** START EXERCISE MATERIALS **

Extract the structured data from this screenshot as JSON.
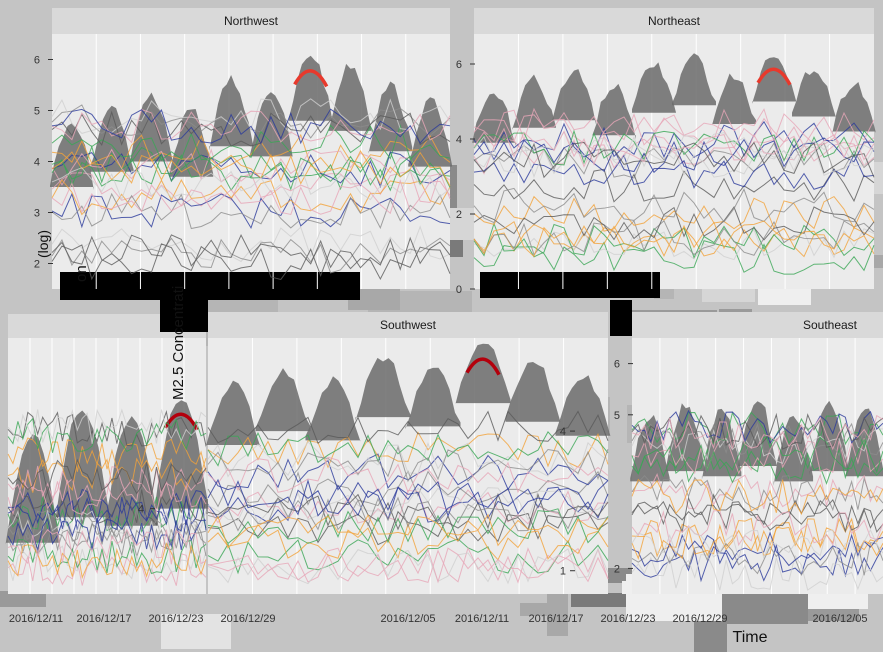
{
  "colors": {
    "panel_bg": "#ebebeb",
    "strip_bg": "#d9d9d9",
    "gridline": "#ffffff",
    "band": "#6b6b6b",
    "highlight": "#e8392c",
    "highlight_dark": "#b3000c",
    "series_green": "#3aa655",
    "series_pink": "#e7a6b8",
    "series_blue": "#2b3a9b",
    "series_orange": "#f2a33a",
    "noise": "#8c8c8c"
  },
  "chart_data": [
    {
      "type": "area",
      "facet": "Northwest",
      "title": "Northwest",
      "yticks": [
        "2",
        "3",
        "4",
        "5",
        "6"
      ],
      "xticks": [],
      "ylabel": "(log)",
      "highlight": "red",
      "peaks": [
        4.8,
        5.1,
        5.3,
        5.0,
        5.6,
        5.4,
        6.1,
        5.9,
        5.5,
        5.2
      ]
    },
    {
      "type": "area",
      "facet": "Northeast",
      "title": "Northeast",
      "yticks": [
        "0",
        "2",
        "4",
        "6"
      ],
      "xticks": [],
      "highlight": "red",
      "peaks": [
        5.2,
        5.6,
        5.8,
        5.4,
        6.0,
        6.2,
        5.7,
        6.3,
        5.9,
        5.5
      ]
    },
    {
      "type": "area",
      "facet": "",
      "title": "",
      "yticks": [
        "4"
      ],
      "xticks": [
        "2016/12/11",
        "2016/12/17",
        "2016/12/23",
        "2016/12/29"
      ],
      "highlight": "darkred",
      "peaks": [
        4.9,
        5.2,
        5.1,
        5.3
      ]
    },
    {
      "type": "area",
      "facet": "Southwest",
      "title": "Southwest",
      "yticks": [
        "1",
        "4"
      ],
      "xticks": [
        "2016/12/05",
        "2016/12/11",
        "2016/12/17",
        "2016/12/23",
        "2016/12/29"
      ],
      "highlight": "darkred",
      "peaks": [
        5.0,
        5.3,
        5.1,
        5.6,
        5.4,
        5.9,
        5.5,
        5.2
      ]
    },
    {
      "type": "area",
      "facet": "Southeast",
      "title": "Southeast",
      "yticks": [
        "2",
        "5",
        "6"
      ],
      "xticks": [
        "2016/12/05"
      ],
      "highlight": "none",
      "peaks": [
        5.0,
        5.2,
        5.1,
        5.3,
        5.0,
        5.2,
        5.1
      ]
    }
  ],
  "axes": {
    "x_title": "Time",
    "y_title_fragments": [
      "M2.5 Concentrati",
      "on"
    ],
    "y_title_log": "(log)"
  }
}
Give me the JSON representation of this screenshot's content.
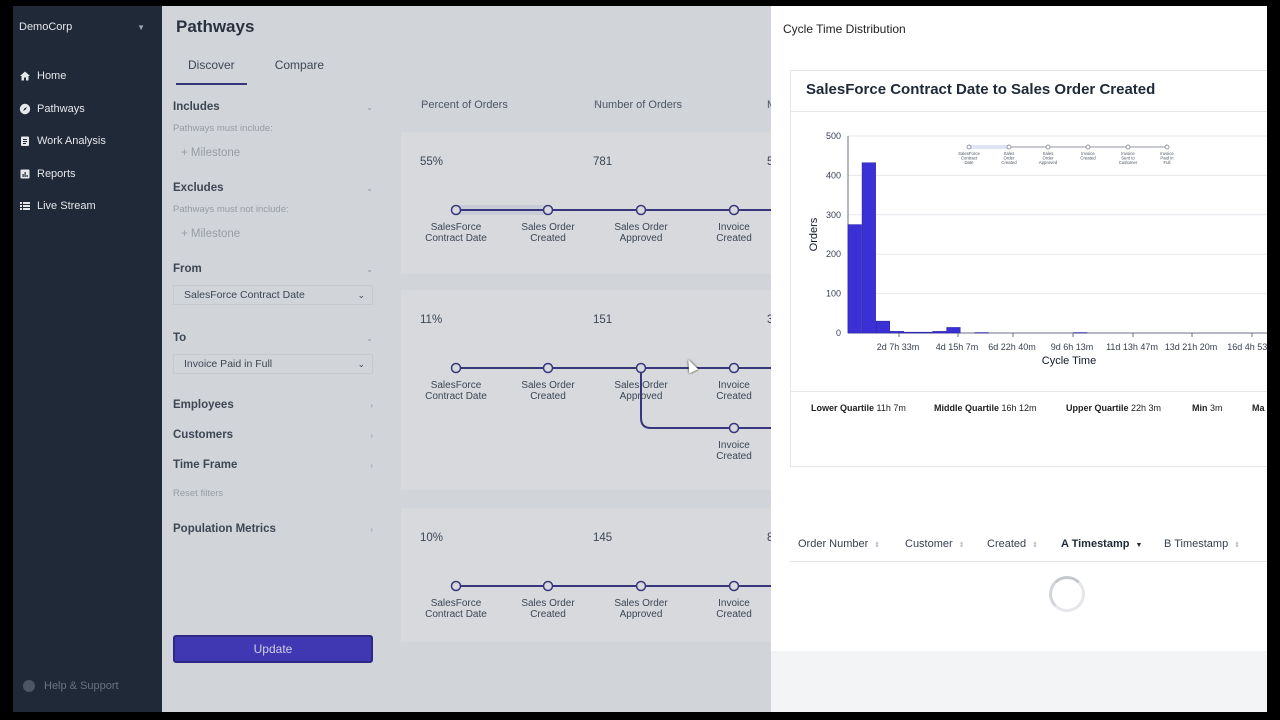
{
  "sidebar": {
    "org": "DemoCorp",
    "items": [
      {
        "label": "Home",
        "icon": "home-icon"
      },
      {
        "label": "Pathways",
        "icon": "compass-icon"
      },
      {
        "label": "Work Analysis",
        "icon": "clipboard-icon"
      },
      {
        "label": "Reports",
        "icon": "chart-icon"
      },
      {
        "label": "Live Stream",
        "icon": "list-icon"
      }
    ],
    "help": "Help & Support"
  },
  "main": {
    "title": "Pathways",
    "tabs": [
      {
        "label": "Discover"
      },
      {
        "label": "Compare"
      }
    ],
    "filters": {
      "includes": {
        "label": "Includes",
        "sub": "Pathways must include:",
        "milestone": "+ Milestone"
      },
      "excludes": {
        "label": "Excludes",
        "sub": "Pathways must not include:",
        "milestone": "+ Milestone"
      },
      "from": {
        "label": "From",
        "value": "SalesForce Contract Date"
      },
      "to": {
        "label": "To",
        "value": "Invoice Paid in Full"
      },
      "employees": "Employees",
      "customers": "Customers",
      "time_frame": "Time Frame",
      "reset": "Reset filters",
      "population": "Population Metrics"
    },
    "update": "Update",
    "columns": [
      {
        "label": "Percent of Orders"
      },
      {
        "label": "Number of Orders"
      },
      {
        "label": "M"
      }
    ],
    "pathways": [
      {
        "pct": "55%",
        "count": "781",
        "extra": "5",
        "stages": [
          "SalesForce Contract Date",
          "Sales Order Created",
          "Sales Order Approved",
          "Invoice Created"
        ]
      },
      {
        "pct": "11%",
        "count": "151",
        "extra": "3",
        "stages": [
          "SalesForce Contract Date",
          "Sales Order Created",
          "Sales Order Approved",
          "Invoice Created"
        ],
        "branch": "Invoice Created"
      },
      {
        "pct": "10%",
        "count": "145",
        "extra": "8",
        "stages": [
          "SalesForce Contract Date",
          "Sales Order Created",
          "Sales Order Approved",
          "Invoice Created"
        ]
      }
    ]
  },
  "drawer": {
    "title": "Cycle Time Distribution",
    "chart_title": "SalesForce Contract Date to Sales Order Created",
    "mini_stages": [
      "SalesForce Contract Date",
      "Sales Order Created",
      "Sales Order Approved",
      "Invoice Created",
      "Invoice Sent to Customer",
      "Invoice Paid in Full"
    ],
    "stats": [
      {
        "label": "Lower Quartile",
        "value": "11h 7m"
      },
      {
        "label": "Middle Quartile",
        "value": "16h 12m"
      },
      {
        "label": "Upper Quartile",
        "value": "22h 3m"
      },
      {
        "label": "Min",
        "value": "3m"
      },
      {
        "label": "Ma",
        "value": ""
      }
    ],
    "table_columns": [
      {
        "label": "Order Number"
      },
      {
        "label": "Customer"
      },
      {
        "label": "Created"
      },
      {
        "label": "A Timestamp"
      },
      {
        "label": "B Timestamp"
      }
    ]
  },
  "chart_data": {
    "type": "bar",
    "title": "",
    "xlabel": "Cycle Time",
    "ylabel": "Orders",
    "ylim": [
      0,
      500
    ],
    "yticks": [
      0,
      100,
      200,
      300,
      400,
      500
    ],
    "xtick_labels": [
      "2d 7h 33m",
      "4d 15h 7m",
      "6d 22h 40m",
      "9d 6h 13m",
      "11d 13h 47m",
      "13d 21h 20m",
      "16d 4h 53m"
    ],
    "bin_width_days": 0.583,
    "values": [
      275,
      432,
      30,
      4,
      2,
      2,
      4,
      14,
      0,
      1,
      0,
      0,
      0,
      0,
      0,
      0,
      1,
      0,
      0,
      0
    ],
    "color": "#3b30d6",
    "grid": true
  }
}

** END EXERCISE MATERIALS **

● **WHAT IS EXPECTED**
Restate each entry word for word, please, but drop any images it holds.

● **COMPLETED EXERCISE**
Extract the structured data from this screenshot as JSON.
{
  "colors": {
    "panel_bg": "#ebebeb",
    "strip_bg": "#d9d9d9",
    "gridline": "#ffffff",
    "band": "#6b6b6b",
    "highlight": "#e8392c",
    "highlight_dark": "#b3000c",
    "series_green": "#3aa655",
    "series_pink": "#e7a6b8",
    "series_blue": "#2b3a9b",
    "series_orange": "#f2a33a",
    "noise": "#8c8c8c"
  },
  "chart_data": [
    {
      "type": "area",
      "facet": "Northwest",
      "title": "Northwest",
      "yticks": [
        "2",
        "3",
        "4",
        "5",
        "6"
      ],
      "xticks": [],
      "ylabel": "(log)",
      "highlight": "red",
      "peaks": [
        4.8,
        5.1,
        5.3,
        5.0,
        5.6,
        5.4,
        6.1,
        5.9,
        5.5,
        5.2
      ]
    },
    {
      "type": "area",
      "facet": "Northeast",
      "title": "Northeast",
      "yticks": [
        "0",
        "2",
        "4",
        "6"
      ],
      "xticks": [],
      "highlight": "red",
      "peaks": [
        5.2,
        5.6,
        5.8,
        5.4,
        6.0,
        6.2,
        5.7,
        6.3,
        5.9,
        5.5
      ]
    },
    {
      "type": "area",
      "facet": "",
      "title": "",
      "yticks": [
        "4"
      ],
      "xticks": [
        "2016/12/11",
        "2016/12/17",
        "2016/12/23",
        "2016/12/29"
      ],
      "highlight": "darkred",
      "peaks": [
        4.9,
        5.2,
        5.1,
        5.3
      ]
    },
    {
      "type": "area",
      "facet": "Southwest",
      "title": "Southwest",
      "yticks": [
        "1",
        "4"
      ],
      "xticks": [
        "2016/12/05",
        "2016/12/11",
        "2016/12/17",
        "2016/12/23",
        "2016/12/29"
      ],
      "highlight": "darkred",
      "peaks": [
        5.0,
        5.3,
        5.1,
        5.6,
        5.4,
        5.9,
        5.5,
        5.2
      ]
    },
    {
      "type": "area",
      "facet": "Southeast",
      "title": "Southeast",
      "yticks": [
        "2",
        "5",
        "6"
      ],
      "xticks": [
        "2016/12/05"
      ],
      "highlight": "none",
      "peaks": [
        5.0,
        5.2,
        5.1,
        5.3,
        5.0,
        5.2,
        5.1
      ]
    }
  ],
  "axes": {
    "x_title": "Time",
    "y_title_fragments": [
      "M2.5 Concentrati",
      "on"
    ],
    "y_title_log": "(log)"
  }
}
Give me the JSON representation of this screenshot's content.
{
  "sidebar": {
    "org": "DemoCorp",
    "items": [
      {
        "label": "Home",
        "icon": "home-icon"
      },
      {
        "label": "Pathways",
        "icon": "compass-icon"
      },
      {
        "label": "Work Analysis",
        "icon": "clipboard-icon"
      },
      {
        "label": "Reports",
        "icon": "chart-icon"
      },
      {
        "label": "Live Stream",
        "icon": "list-icon"
      }
    ],
    "help": "Help & Support"
  },
  "main": {
    "title": "Pathways",
    "tabs": [
      {
        "label": "Discover"
      },
      {
        "label": "Compare"
      }
    ],
    "filters": {
      "includes": {
        "label": "Includes",
        "sub": "Pathways must include:",
        "milestone": "+ Milestone"
      },
      "excludes": {
        "label": "Excludes",
        "sub": "Pathways must not include:",
        "milestone": "+ Milestone"
      },
      "from": {
        "label": "From",
        "value": "SalesForce Contract Date"
      },
      "to": {
        "label": "To",
        "value": "Invoice Paid in Full"
      },
      "employees": "Employees",
      "customers": "Customers",
      "time_frame": "Time Frame",
      "reset": "Reset filters",
      "population": "Population Metrics"
    },
    "update": "Update",
    "columns": [
      {
        "label": "Percent of Orders"
      },
      {
        "label": "Number of Orders"
      },
      {
        "label": "M"
      }
    ],
    "pathways": [
      {
        "pct": "55%",
        "count": "781",
        "extra": "5",
        "stages": [
          "SalesForce Contract Date",
          "Sales Order Created",
          "Sales Order Approved",
          "Invoice Created"
        ]
      },
      {
        "pct": "11%",
        "count": "151",
        "extra": "3",
        "stages": [
          "SalesForce Contract Date",
          "Sales Order Created",
          "Sales Order Approved",
          "Invoice Created"
        ],
        "branch": "Invoice Created"
      },
      {
        "pct": "10%",
        "count": "145",
        "extra": "8",
        "stages": [
          "SalesForce Contract Date",
          "Sales Order Created",
          "Sales Order Approved",
          "Invoice Created"
        ]
      }
    ]
  },
  "drawer": {
    "title": "Cycle Time Distribution",
    "chart_title": "SalesForce Contract Date to Sales Order Created",
    "mini_stages": [
      "SalesForce Contract Date",
      "Sales Order Created",
      "Sales Order Approved",
      "Invoice Created",
      "Invoice Sent to Customer",
      "Invoice Paid in Full"
    ],
    "stats": [
      {
        "label": "Lower Quartile",
        "value": "11h 7m"
      },
      {
        "label": "Middle Quartile",
        "value": "16h 12m"
      },
      {
        "label": "Upper Quartile",
        "value": "22h 3m"
      },
      {
        "label": "Min",
        "value": "3m"
      },
      {
        "label": "Ma",
        "value": ""
      }
    ],
    "table_columns": [
      {
        "label": "Order Number"
      },
      {
        "label": "Customer"
      },
      {
        "label": "Created"
      },
      {
        "label": "A Timestamp"
      },
      {
        "label": "B Timestamp"
      }
    ]
  },
  "chart_data": {
    "type": "bar",
    "title": "",
    "xlabel": "Cycle Time",
    "ylabel": "Orders",
    "ylim": [
      0,
      500
    ],
    "yticks": [
      0,
      100,
      200,
      300,
      400,
      500
    ],
    "xtick_labels": [
      "2d 7h 33m",
      "4d 15h 7m",
      "6d 22h 40m",
      "9d 6h 13m",
      "11d 13h 47m",
      "13d 21h 20m",
      "16d 4h 53m"
    ],
    "bin_width_days": 0.583,
    "values": [
      275,
      432,
      30,
      4,
      2,
      2,
      4,
      14,
      0,
      1,
      0,
      0,
      0,
      0,
      0,
      0,
      1,
      0,
      0,
      0
    ],
    "color": "#3b30d6",
    "grid": true
  }
}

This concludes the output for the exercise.